Listen?, which touts itself as a magazine of “literature, art, music, politics,” is also a magazine with a mission—to be a place for new artists to gain a voice. But just as you can’t live on love alone, apparently neither artistic integrity nor a strong purpose are enough to survive. Three issues into Listen?’s run, Muntz had to scramble to find enough money to publish a fourth.


Listen? is obviously a cause Muntz believes in. An English major at the University of Utah, Muntz is making her first venture into the publishing business. She freely admits she had no idea of what she was getting herself into when she signed on as editor, but has always had a “really good feeling about it.” She sees the magazine as a sort of spiritual calling, and an opportunity—not only for her, but for unknown artists across the valley.


The magazine is called Listen? for this very reason: It’s a metaphor for the magazine’s message. “Artists have something to say,” Muntz says. “Even something as bold as a political essay is a form of expression. We are asking you to listen.”

**Dataset rows:**
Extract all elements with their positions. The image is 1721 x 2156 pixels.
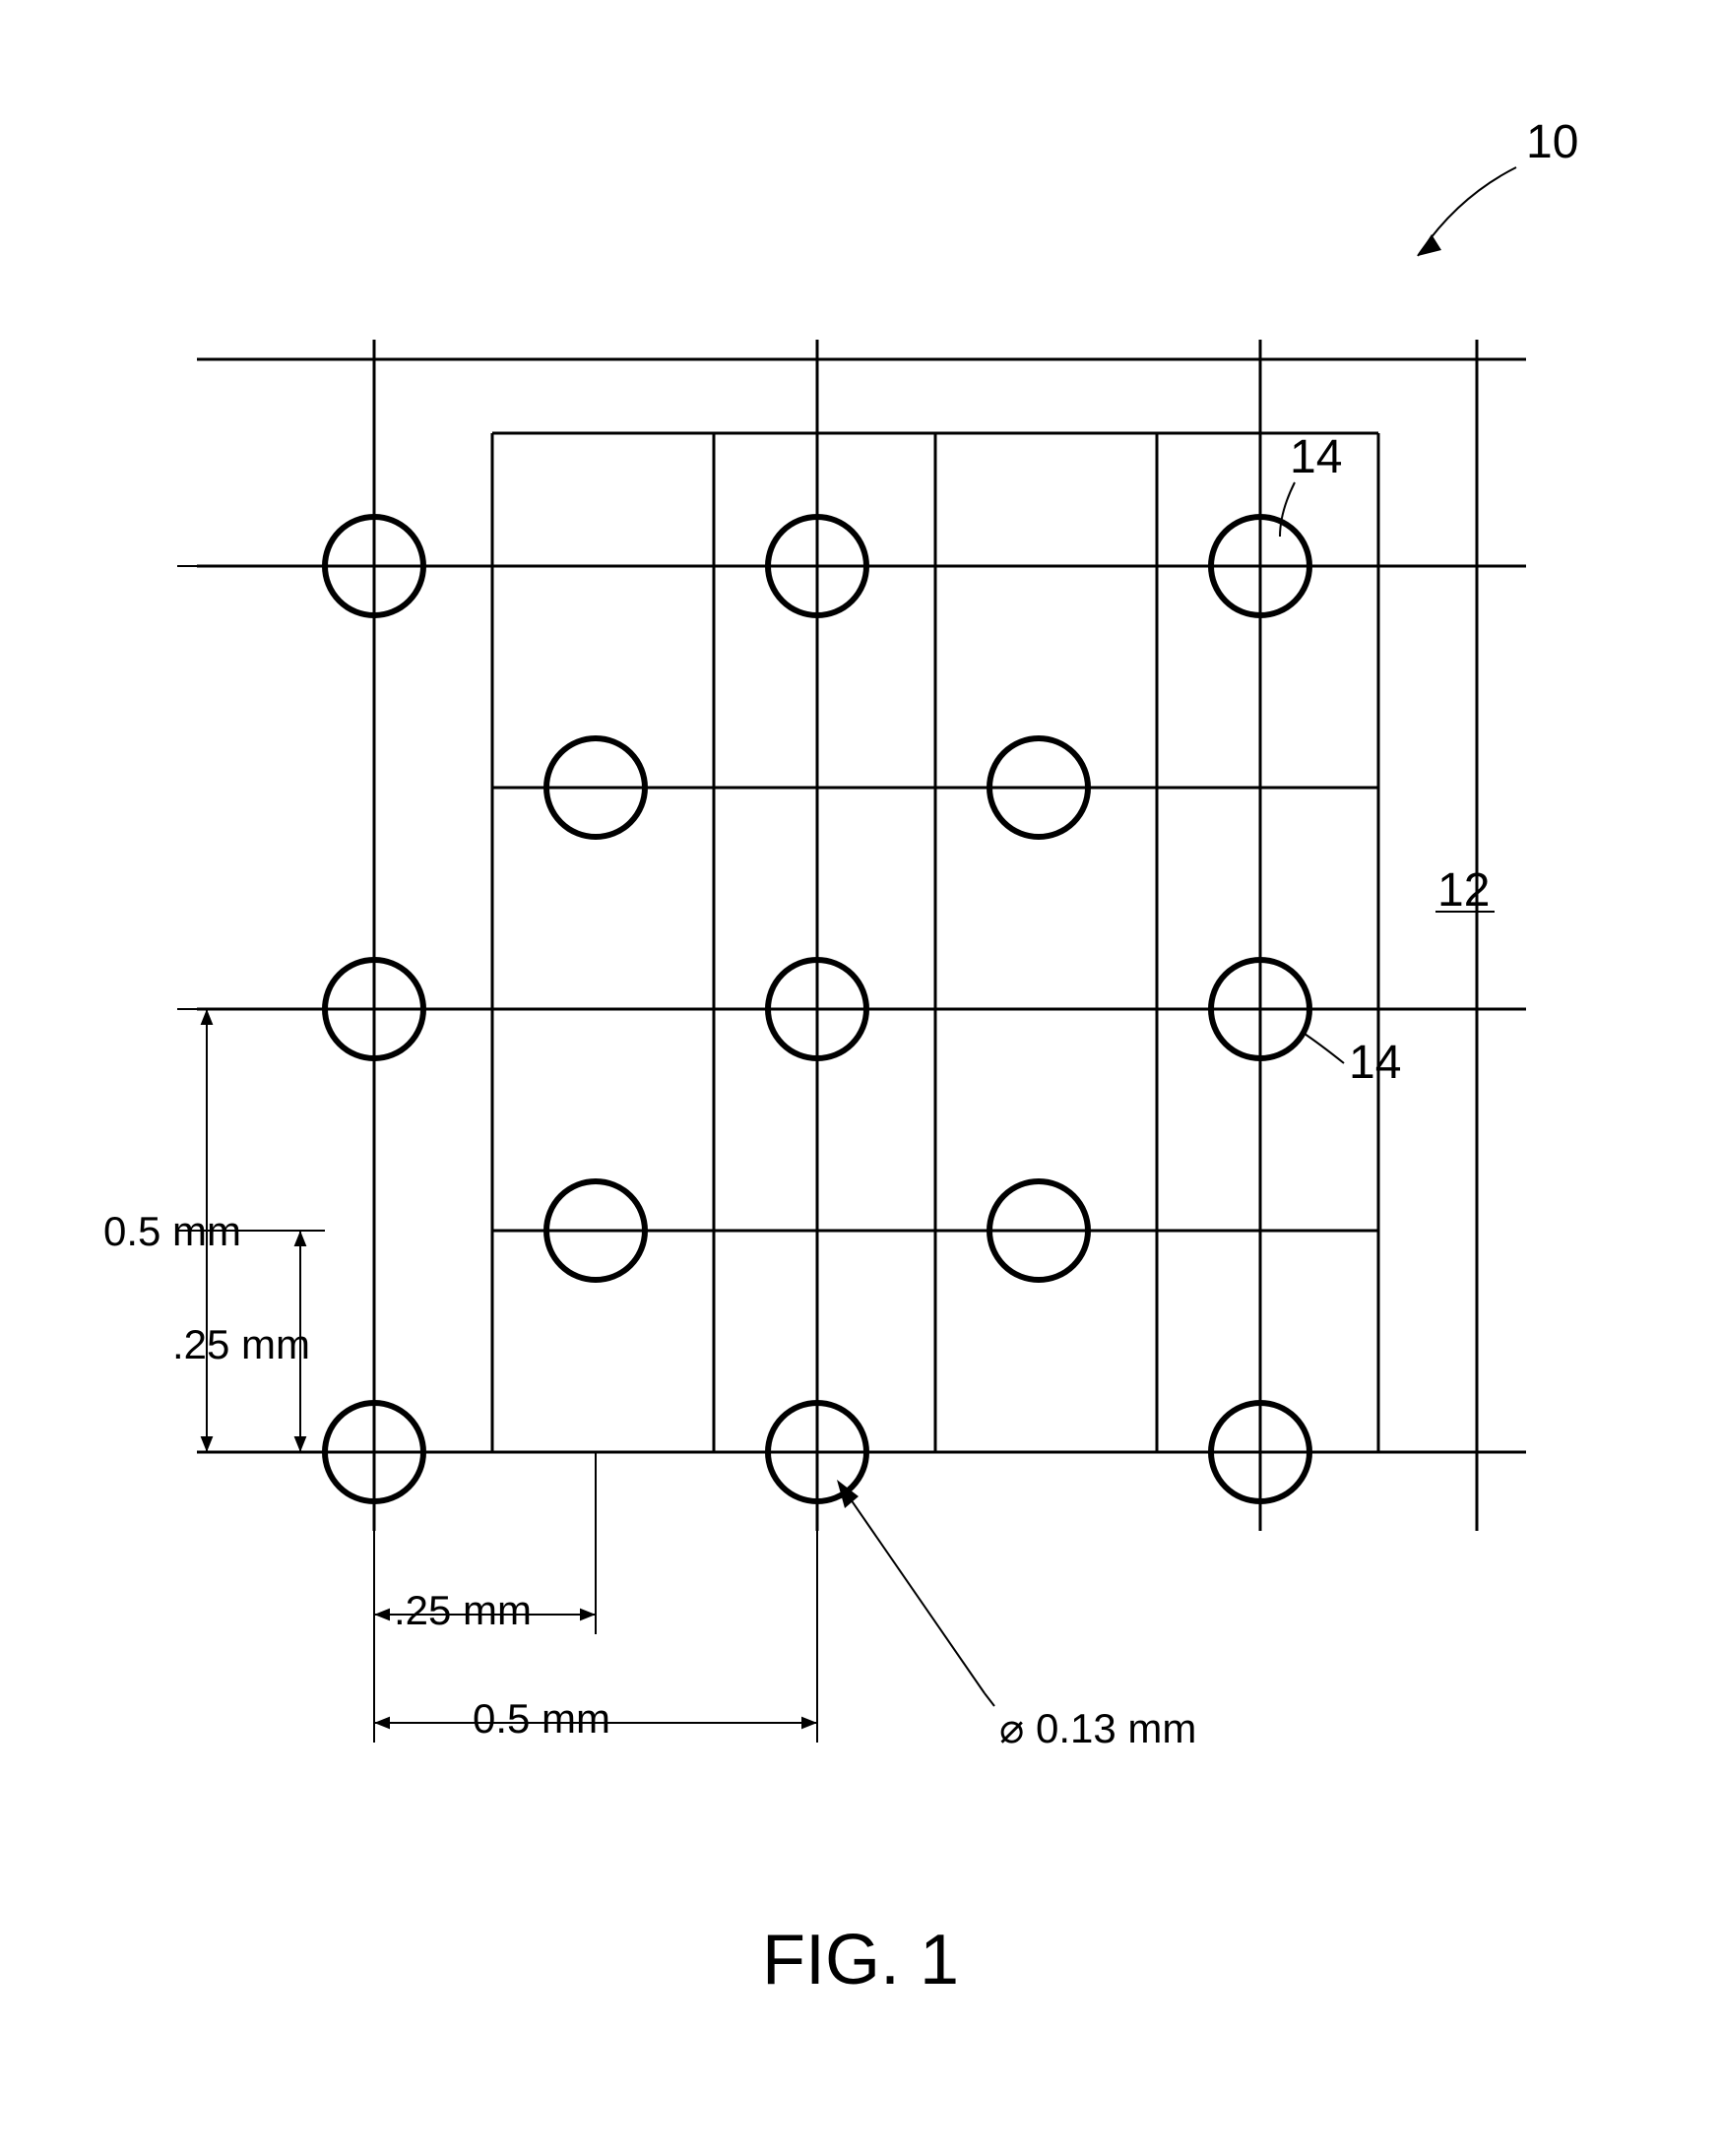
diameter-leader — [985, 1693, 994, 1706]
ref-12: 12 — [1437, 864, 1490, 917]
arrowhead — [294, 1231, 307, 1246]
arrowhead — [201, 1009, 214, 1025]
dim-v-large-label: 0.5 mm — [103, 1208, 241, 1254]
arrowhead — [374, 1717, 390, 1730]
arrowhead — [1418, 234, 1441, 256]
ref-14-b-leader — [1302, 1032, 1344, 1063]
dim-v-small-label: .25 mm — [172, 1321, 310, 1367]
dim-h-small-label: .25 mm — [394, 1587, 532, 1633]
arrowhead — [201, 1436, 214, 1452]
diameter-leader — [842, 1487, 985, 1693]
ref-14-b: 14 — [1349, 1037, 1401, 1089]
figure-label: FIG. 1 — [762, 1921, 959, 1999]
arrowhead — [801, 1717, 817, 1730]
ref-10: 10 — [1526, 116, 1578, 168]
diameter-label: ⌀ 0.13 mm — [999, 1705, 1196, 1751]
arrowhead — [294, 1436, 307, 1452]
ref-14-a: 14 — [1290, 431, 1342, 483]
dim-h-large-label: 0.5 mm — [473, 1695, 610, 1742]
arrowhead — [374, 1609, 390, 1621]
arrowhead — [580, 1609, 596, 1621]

**Description of the task:**
Could you pull out the full passage about Muntz's magazine and reproduce it word for word?

**Output:**
Listen?, which touts itself as a magazine of “literature, art, music, politics,” is also a magazine with a mission—to be a place for new artists to gain a voice. But just as you can’t live on love alone, apparently neither artistic integrity nor a strong purpose are enough to survive. Three issues into Listen?’s run, Muntz had to scramble to find enough money to publish a fourth.


Listen? is obviously a cause Muntz believes in. An English major at the University of Utah, Muntz is making her first venture into the publishing business. She freely admits she had no idea of what she was getting herself into when she signed on as editor, but has always had a “really good feeling about it.” She sees the magazine as a sort of spiritual calling, and an opportunity—not only for her, but for unknown artists across the valley.


The magazine is called Listen? for this very reason: It’s a metaphor for the magazine’s message. “Artists have something to say,” Muntz says. “Even something as bold as a political essay is a form of expression. We are asking you to listen.”